* begin *
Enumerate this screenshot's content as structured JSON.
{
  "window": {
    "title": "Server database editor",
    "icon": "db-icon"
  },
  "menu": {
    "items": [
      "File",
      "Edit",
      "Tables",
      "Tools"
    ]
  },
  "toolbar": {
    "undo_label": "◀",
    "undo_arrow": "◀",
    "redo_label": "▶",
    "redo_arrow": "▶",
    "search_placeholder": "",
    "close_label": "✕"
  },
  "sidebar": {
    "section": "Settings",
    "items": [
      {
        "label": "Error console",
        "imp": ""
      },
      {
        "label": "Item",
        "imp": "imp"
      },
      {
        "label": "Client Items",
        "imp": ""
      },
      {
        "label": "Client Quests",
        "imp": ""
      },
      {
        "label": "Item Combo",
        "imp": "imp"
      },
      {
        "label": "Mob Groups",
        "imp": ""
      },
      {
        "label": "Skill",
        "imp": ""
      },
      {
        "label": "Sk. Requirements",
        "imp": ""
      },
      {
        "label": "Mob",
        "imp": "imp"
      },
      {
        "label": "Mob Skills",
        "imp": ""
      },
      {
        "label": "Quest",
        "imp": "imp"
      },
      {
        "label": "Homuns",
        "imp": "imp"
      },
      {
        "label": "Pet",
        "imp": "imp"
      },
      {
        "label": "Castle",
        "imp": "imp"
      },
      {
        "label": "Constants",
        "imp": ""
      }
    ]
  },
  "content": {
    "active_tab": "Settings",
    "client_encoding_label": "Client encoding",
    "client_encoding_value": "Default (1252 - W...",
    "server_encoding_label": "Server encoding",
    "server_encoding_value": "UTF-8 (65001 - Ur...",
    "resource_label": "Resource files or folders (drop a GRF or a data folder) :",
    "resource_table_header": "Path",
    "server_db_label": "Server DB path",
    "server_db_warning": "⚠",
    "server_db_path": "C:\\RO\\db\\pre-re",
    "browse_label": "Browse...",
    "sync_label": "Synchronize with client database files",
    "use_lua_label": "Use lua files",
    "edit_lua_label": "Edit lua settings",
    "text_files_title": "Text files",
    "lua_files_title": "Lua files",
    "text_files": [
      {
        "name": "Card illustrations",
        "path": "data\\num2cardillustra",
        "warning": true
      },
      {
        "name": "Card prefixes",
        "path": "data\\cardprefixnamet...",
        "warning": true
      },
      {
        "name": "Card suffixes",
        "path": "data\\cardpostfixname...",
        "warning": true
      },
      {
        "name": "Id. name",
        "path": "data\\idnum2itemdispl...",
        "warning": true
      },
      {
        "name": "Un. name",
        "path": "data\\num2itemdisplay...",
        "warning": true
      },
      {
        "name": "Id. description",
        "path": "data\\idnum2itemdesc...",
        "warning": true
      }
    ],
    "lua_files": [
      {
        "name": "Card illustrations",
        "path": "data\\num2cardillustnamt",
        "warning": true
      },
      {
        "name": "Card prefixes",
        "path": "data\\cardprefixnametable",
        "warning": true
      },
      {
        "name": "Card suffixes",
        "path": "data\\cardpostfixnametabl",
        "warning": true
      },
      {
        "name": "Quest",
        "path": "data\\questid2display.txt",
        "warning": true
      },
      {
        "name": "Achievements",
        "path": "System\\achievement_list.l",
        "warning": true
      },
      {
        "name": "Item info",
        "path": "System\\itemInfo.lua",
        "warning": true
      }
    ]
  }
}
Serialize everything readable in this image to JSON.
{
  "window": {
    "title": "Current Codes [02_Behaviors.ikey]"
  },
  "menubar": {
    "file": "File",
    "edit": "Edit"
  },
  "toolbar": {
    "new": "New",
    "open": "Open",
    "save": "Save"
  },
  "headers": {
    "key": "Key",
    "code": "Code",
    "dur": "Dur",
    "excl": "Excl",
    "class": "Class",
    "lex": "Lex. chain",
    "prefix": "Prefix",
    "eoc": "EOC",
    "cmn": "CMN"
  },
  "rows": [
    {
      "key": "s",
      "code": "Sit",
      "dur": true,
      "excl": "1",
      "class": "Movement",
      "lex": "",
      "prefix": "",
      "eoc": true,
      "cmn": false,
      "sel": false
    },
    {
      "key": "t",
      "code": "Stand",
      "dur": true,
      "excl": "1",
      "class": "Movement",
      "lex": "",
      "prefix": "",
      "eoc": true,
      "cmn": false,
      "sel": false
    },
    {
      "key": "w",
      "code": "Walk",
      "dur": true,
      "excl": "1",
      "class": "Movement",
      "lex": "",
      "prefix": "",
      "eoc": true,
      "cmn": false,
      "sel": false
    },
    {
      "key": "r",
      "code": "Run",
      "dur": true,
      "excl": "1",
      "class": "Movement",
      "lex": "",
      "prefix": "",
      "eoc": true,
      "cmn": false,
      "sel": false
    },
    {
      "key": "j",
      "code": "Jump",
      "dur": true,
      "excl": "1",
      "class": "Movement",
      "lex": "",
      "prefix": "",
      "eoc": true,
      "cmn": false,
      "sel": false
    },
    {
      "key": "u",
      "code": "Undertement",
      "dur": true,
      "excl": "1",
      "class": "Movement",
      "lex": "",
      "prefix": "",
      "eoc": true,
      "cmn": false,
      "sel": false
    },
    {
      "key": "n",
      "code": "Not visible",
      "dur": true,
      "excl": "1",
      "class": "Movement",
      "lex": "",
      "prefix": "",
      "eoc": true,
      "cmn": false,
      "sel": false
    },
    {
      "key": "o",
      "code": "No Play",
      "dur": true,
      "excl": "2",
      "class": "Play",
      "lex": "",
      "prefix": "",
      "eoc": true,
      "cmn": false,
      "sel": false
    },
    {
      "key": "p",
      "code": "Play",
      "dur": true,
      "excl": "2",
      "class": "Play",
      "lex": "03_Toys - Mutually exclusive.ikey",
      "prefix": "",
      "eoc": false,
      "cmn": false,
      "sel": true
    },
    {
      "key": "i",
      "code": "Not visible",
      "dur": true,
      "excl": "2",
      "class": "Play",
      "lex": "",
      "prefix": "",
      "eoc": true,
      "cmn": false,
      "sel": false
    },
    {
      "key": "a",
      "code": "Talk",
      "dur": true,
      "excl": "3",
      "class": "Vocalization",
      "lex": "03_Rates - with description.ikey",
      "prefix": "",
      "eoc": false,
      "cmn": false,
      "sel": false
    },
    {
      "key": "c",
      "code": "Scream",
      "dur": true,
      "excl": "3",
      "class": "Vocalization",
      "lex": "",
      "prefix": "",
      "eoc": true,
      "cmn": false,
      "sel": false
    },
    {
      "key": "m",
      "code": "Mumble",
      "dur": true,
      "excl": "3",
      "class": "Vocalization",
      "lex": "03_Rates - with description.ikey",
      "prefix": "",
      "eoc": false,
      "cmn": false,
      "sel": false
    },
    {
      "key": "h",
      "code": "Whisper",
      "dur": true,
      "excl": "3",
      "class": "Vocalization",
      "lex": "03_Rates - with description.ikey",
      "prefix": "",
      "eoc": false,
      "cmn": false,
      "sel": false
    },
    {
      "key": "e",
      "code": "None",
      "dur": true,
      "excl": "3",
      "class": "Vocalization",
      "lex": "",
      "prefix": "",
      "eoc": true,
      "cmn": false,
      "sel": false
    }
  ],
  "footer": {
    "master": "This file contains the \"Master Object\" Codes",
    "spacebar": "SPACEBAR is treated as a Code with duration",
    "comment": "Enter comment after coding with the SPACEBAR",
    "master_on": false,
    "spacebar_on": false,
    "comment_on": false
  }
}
* end *
Quote the data above in full, changing nothing.

Enumerate this screenshot's content as structured JSON.
{
  "window": {
    "title": "Server database editor",
    "icon": "db-icon"
  },
  "menu": {
    "items": [
      "File",
      "Edit",
      "Tables",
      "Tools"
    ]
  },
  "toolbar": {
    "undo_label": "◀",
    "undo_arrow": "◀",
    "redo_label": "▶",
    "redo_arrow": "▶",
    "search_placeholder": "",
    "close_label": "✕"
  },
  "sidebar": {
    "section": "Settings",
    "items": [
      {
        "label": "Error console",
        "imp": ""
      },
      {
        "label": "Item",
        "imp": "imp"
      },
      {
        "label": "Client Items",
        "imp": ""
      },
      {
        "label": "Client Quests",
        "imp": ""
      },
      {
        "label": "Item Combo",
        "imp": "imp"
      },
      {
        "label": "Mob Groups",
        "imp": ""
      },
      {
        "label": "Skill",
        "imp": ""
      },
      {
        "label": "Sk. Requirements",
        "imp": ""
      },
      {
        "label": "Mob",
        "imp": "imp"
      },
      {
        "label": "Mob Skills",
        "imp": ""
      },
      {
        "label": "Quest",
        "imp": "imp"
      },
      {
        "label": "Homuns",
        "imp": "imp"
      },
      {
        "label": "Pet",
        "imp": "imp"
      },
      {
        "label": "Castle",
        "imp": "imp"
      },
      {
        "label": "Constants",
        "imp": ""
      }
    ]
  },
  "content": {
    "active_tab": "Settings",
    "client_encoding_label": "Client encoding",
    "client_encoding_value": "Default (1252 - W...",
    "server_encoding_label": "Server encoding",
    "server_encoding_value": "UTF-8 (65001 - Ur...",
    "resource_label": "Resource files or folders (drop a GRF or a data folder) :",
    "resource_table_header": "Path",
    "server_db_label": "Server DB path",
    "server_db_warning": "⚠",
    "server_db_path": "C:\\RO\\db\\pre-re",
    "browse_label": "Browse...",
    "sync_label": "Synchronize with client database files",
    "use_lua_label": "Use lua files",
    "edit_lua_label": "Edit lua settings",
    "text_files_title": "Text files",
    "lua_files_title": "Lua files",
    "text_files": [
      {
        "name": "Card illustrations",
        "path": "data\\num2cardillustra",
        "warning": true
      },
      {
        "name": "Card prefixes",
        "path": "data\\cardprefixnamet...",
        "warning": true
      },
      {
        "name": "Card suffixes",
        "path": "data\\cardpostfixname...",
        "warning": true
      },
      {
        "name": "Id. name",
        "path": "data\\idnum2itemdispl...",
        "warning": true
      },
      {
        "name": "Un. name",
        "path": "data\\num2itemdisplay...",
        "warning": true
      },
      {
        "name": "Id. description",
        "path": "data\\idnum2itemdesc...",
        "warning": true
      }
    ],
    "lua_files": [
      {
        "name": "Card illustrations",
        "path": "data\\num2cardillustnamt",
        "warning": true
      },
      {
        "name": "Card prefixes",
        "path": "data\\cardprefixnametable",
        "warning": true
      },
      {
        "name": "Card suffixes",
        "path": "data\\cardpostfixnametabl",
        "warning": true
      },
      {
        "name": "Quest",
        "path": "data\\questid2display.txt",
        "warning": true
      },
      {
        "name": "Achievements",
        "path": "System\\achievement_list.l",
        "warning": true
      },
      {
        "name": "Item info",
        "path": "System\\itemInfo.lua",
        "warning": true
      }
    ]
  }
}
Serialize everything readable in this image to JSON.
{
  "window": {
    "title": "Current Codes [02_Behaviors.ikey]"
  },
  "menubar": {
    "file": "File",
    "edit": "Edit"
  },
  "toolbar": {
    "new": "New",
    "open": "Open",
    "save": "Save"
  },
  "headers": {
    "key": "Key",
    "code": "Code",
    "dur": "Dur",
    "excl": "Excl",
    "class": "Class",
    "lex": "Lex. chain",
    "prefix": "Prefix",
    "eoc": "EOC",
    "cmn": "CMN"
  },
  "rows": [
    {
      "key": "s",
      "code": "Sit",
      "dur": true,
      "excl": "1",
      "class": "Movement",
      "lex": "",
      "prefix": "",
      "eoc": true,
      "cmn": false,
      "sel": false
    },
    {
      "key": "t",
      "code": "Stand",
      "dur": true,
      "excl": "1",
      "class": "Movement",
      "lex": "",
      "prefix": "",
      "eoc": true,
      "cmn": false,
      "sel": false
    },
    {
      "key": "w",
      "code": "Walk",
      "dur": true,
      "excl": "1",
      "class": "Movement",
      "lex": "",
      "prefix": "",
      "eoc": true,
      "cmn": false,
      "sel": false
    },
    {
      "key": "r",
      "code": "Run",
      "dur": true,
      "excl": "1",
      "class": "Movement",
      "lex": "",
      "prefix": "",
      "eoc": true,
      "cmn": false,
      "sel": false
    },
    {
      "key": "j",
      "code": "Jump",
      "dur": true,
      "excl": "1",
      "class": "Movement",
      "lex": "",
      "prefix": "",
      "eoc": true,
      "cmn": false,
      "sel": false
    },
    {
      "key": "u",
      "code": "Undertement",
      "dur": true,
      "excl": "1",
      "class": "Movement",
      "lex": "",
      "prefix": "",
      "eoc": true,
      "cmn": false,
      "sel": false
    },
    {
      "key": "n",
      "code": "Not visible",
      "dur": true,
      "excl": "1",
      "class": "Movement",
      "lex": "",
      "prefix": "",
      "eoc": true,
      "cmn": false,
      "sel": false
    },
    {
      "key": "o",
      "code": "No Play",
      "dur": true,
      "excl": "2",
      "class": "Play",
      "lex": "",
      "prefix": "",
      "eoc": true,
      "cmn": false,
      "sel": false
    },
    {
      "key": "p",
      "code": "Play",
      "dur": true,
      "excl": "2",
      "class": "Play",
      "lex": "03_Toys - Mutually exclusive.ikey",
      "prefix": "",
      "eoc": false,
      "cmn": false,
      "sel": true
    },
    {
      "key": "i",
      "code": "Not visible",
      "dur": true,
      "excl": "2",
      "class": "Play",
      "lex": "",
      "prefix": "",
      "eoc": true,
      "cmn": false,
      "sel": false
    },
    {
      "key": "a",
      "code": "Talk",
      "dur": true,
      "excl": "3",
      "class": "Vocalization",
      "lex": "03_Rates - with description.ikey",
      "prefix": "",
      "eoc": false,
      "cmn": false,
      "sel": false
    },
    {
      "key": "c",
      "code": "Scream",
      "dur": true,
      "excl": "3",
      "class": "Vocalization",
      "lex": "",
      "prefix": "",
      "eoc": true,
      "cmn": false,
      "sel": false
    },
    {
      "key": "m",
      "code": "Mumble",
      "dur": true,
      "excl": "3",
      "class": "Vocalization",
      "lex": "03_Rates - with description.ikey",
      "prefix": "",
      "eoc": false,
      "cmn": false,
      "sel": false
    },
    {
      "key": "h",
      "code": "Whisper",
      "dur": true,
      "excl": "3",
      "class": "Vocalization",
      "lex": "03_Rates - with description.ikey",
      "prefix": "",
      "eoc": false,
      "cmn": false,
      "sel": false
    },
    {
      "key": "e",
      "code": "None",
      "dur": true,
      "excl": "3",
      "class": "Vocalization",
      "lex": "",
      "prefix": "",
      "eoc": true,
      "cmn": false,
      "sel": false
    }
  ],
  "footer": {
    "master": "This file contains the \"Master Object\" Codes",
    "spacebar": "SPACEBAR is treated as a Code with duration",
    "comment": "Enter comment after coding with the SPACEBAR",
    "master_on": false,
    "spacebar_on": false,
    "comment_on": false
  }
}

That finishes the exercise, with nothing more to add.